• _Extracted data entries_
--------------------
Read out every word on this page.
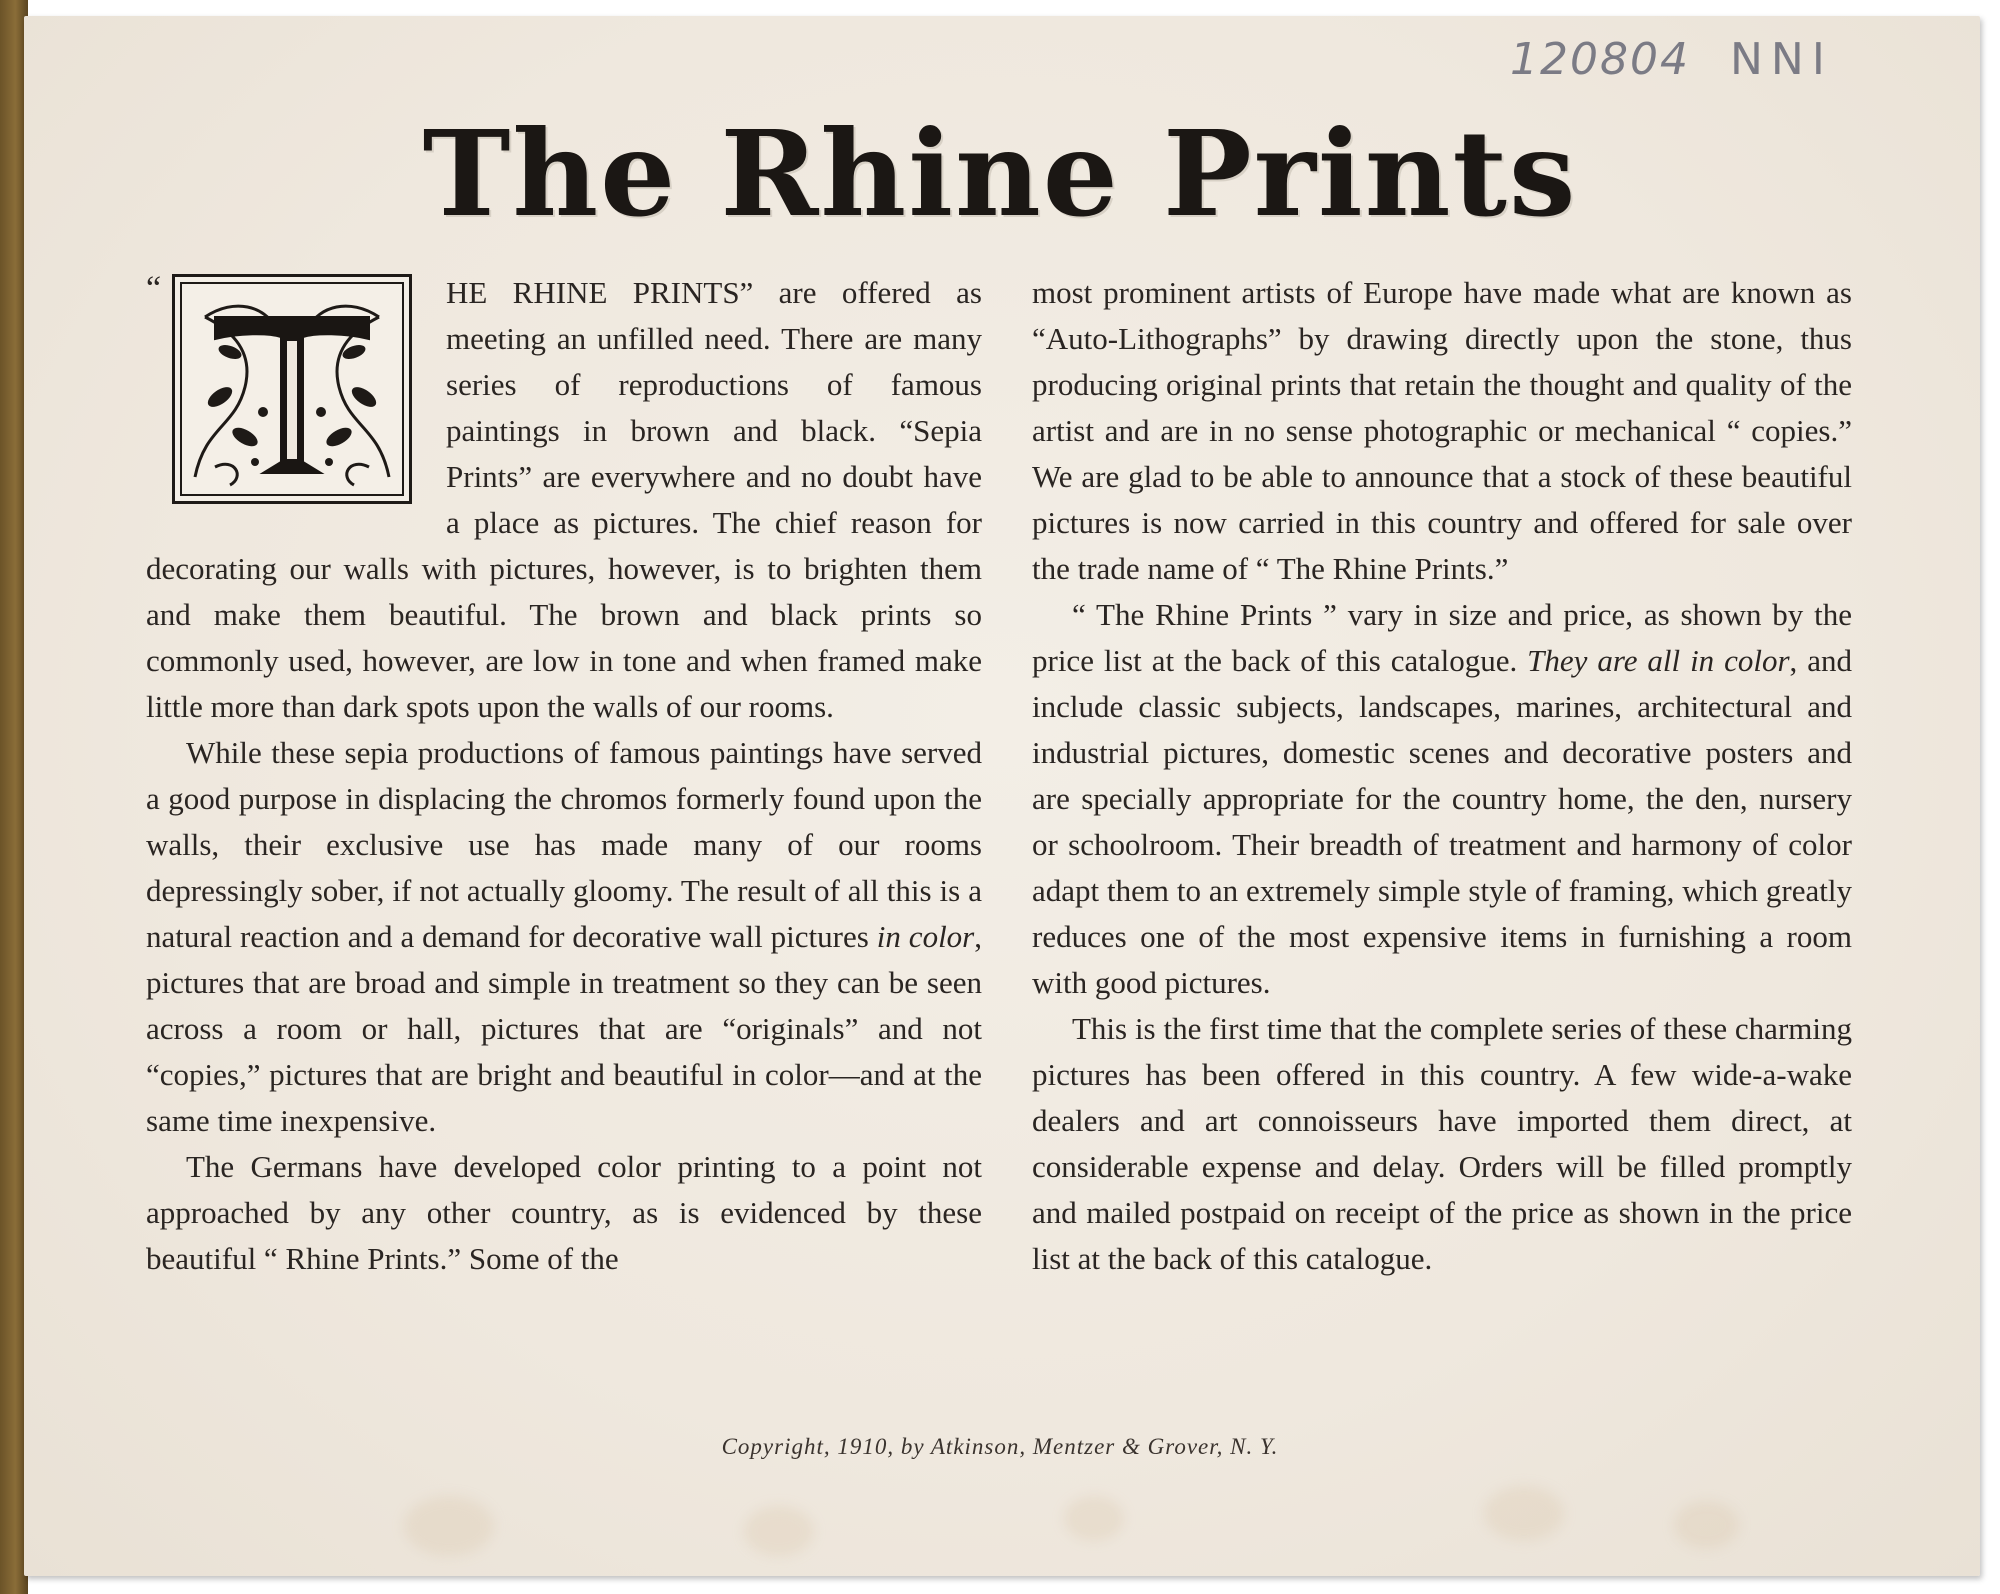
120804 NNI
The Rhine Prints
“	HE RHINE PRINTS” are offered as meeting an unfilled need. There are many series of reproductions of famous paintings in brown and black. “Sepia Prints” are everywhere and no doubt have a place as pictures. The chief reason for decorating our walls with pictures, however, is to brighten them and make them beautiful. The brown and black prints so commonly used, however, are low in tone and when framed make little more than dark spots upon the walls of our rooms.

While these sepia productions of famous paintings have served a good purpose in displacing the chromos formerly found upon the walls, their exclusive use has made many of our rooms depressingly sober, if not actually gloomy. The result of all this is a natural reaction and a demand for decorative wall pictures in color, pictures that are broad and simple in treatment so they can be seen across a room or hall, pictures that are “originals” and not “copies,” pictures that are bright and beautiful in color—and at the same time inexpensive.

The Germans have developed color printing to a point not approached by any other country, as is evidenced by these beautiful “ Rhine Prints.” Some of the

most prominent artists of Europe have made what are known as “Auto-Lithographs” by drawing directly upon the stone, thus producing original prints that retain the thought and quality of the artist and are in no sense photographic or mechanical “ copies.” We are glad to be able to announce that a stock of these beautiful pictures is now carried in this country and offered for sale over the trade name of “ The Rhine Prints.”

“ The Rhine Prints ” vary in size and price, as shown by the price list at the back of this catalogue. They are all in color, and include classic subjects, landscapes, marines, architectural and industrial pictures, domestic scenes and decorative posters and are specially appropriate for the country home, the den, nursery or schoolroom. Their breadth of treatment and harmony of color adapt them to an extremely simple style of framing, which greatly reduces one of the most expensive items in furnishing a room with good pictures.

This is the first time that the complete series of these charming pictures has been offered in this country. A few wide-a-wake dealers and art connoisseurs have imported them direct, at considerable expense and delay. Orders will be filled promptly and mailed postpaid on receipt of the price as shown in the price list at the back of this catalogue.

Copyright, 1910, by Atkinson, Mentzer & Grover, N. Y.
--------------------
• _Exercise instructions_
Every line of text is to be repeated exactly; pictures are left out.

• _The output_
Read out every word on this page.
120804 NNI
The Rhine Prints
“	HE RHINE PRINTS” are offered as meeting an unfilled need. There are many series of reproductions of famous paintings in brown and black. “Sepia Prints” are everywhere and no doubt have a place as pictures. The chief reason for decorating our walls with pictures, however, is to brighten them and make them beautiful. The brown and black prints so commonly used, however, are low in tone and when framed make little more than dark spots upon the walls of our rooms.

While these sepia productions of famous paintings have served a good purpose in displacing the chromos formerly found upon the walls, their exclusive use has made many of our rooms depressingly sober, if not actually gloomy. The result of all this is a natural reaction and a demand for decorative wall pictures in color, pictures that are broad and simple in treatment so they can be seen across a room or hall, pictures that are “originals” and not “copies,” pictures that are bright and beautiful in color—and at the same time inexpensive.

The Germans have developed color printing to a point not approached by any other country, as is evidenced by these beautiful “ Rhine Prints.” Some of the

most prominent artists of Europe have made what are known as “Auto-Lithographs” by drawing directly upon the stone, thus producing original prints that retain the thought and quality of the artist and are in no sense photographic or mechanical “ copies.” We are glad to be able to announce that a stock of these beautiful pictures is now carried in this country and offered for sale over the trade name of “ The Rhine Prints.”

“ The Rhine Prints ” vary in size and price, as shown by the price list at the back of this catalogue. They are all in color, and include classic subjects, landscapes, marines, architectural and industrial pictures, domestic scenes and decorative posters and are specially appropriate for the country home, the den, nursery or schoolroom. Their breadth of treatment and harmony of color adapt them to an extremely simple style of framing, which greatly reduces one of the most expensive items in furnishing a room with good pictures.

This is the first time that the complete series of these charming pictures has been offered in this country. A few wide-a-wake dealers and art connoisseurs have imported them direct, at considerable expense and delay. Orders will be filled promptly and mailed postpaid on receipt of the price as shown in the price list at the back of this catalogue.

Copyright, 1910, by Atkinson, Mentzer & Grover, N. Y.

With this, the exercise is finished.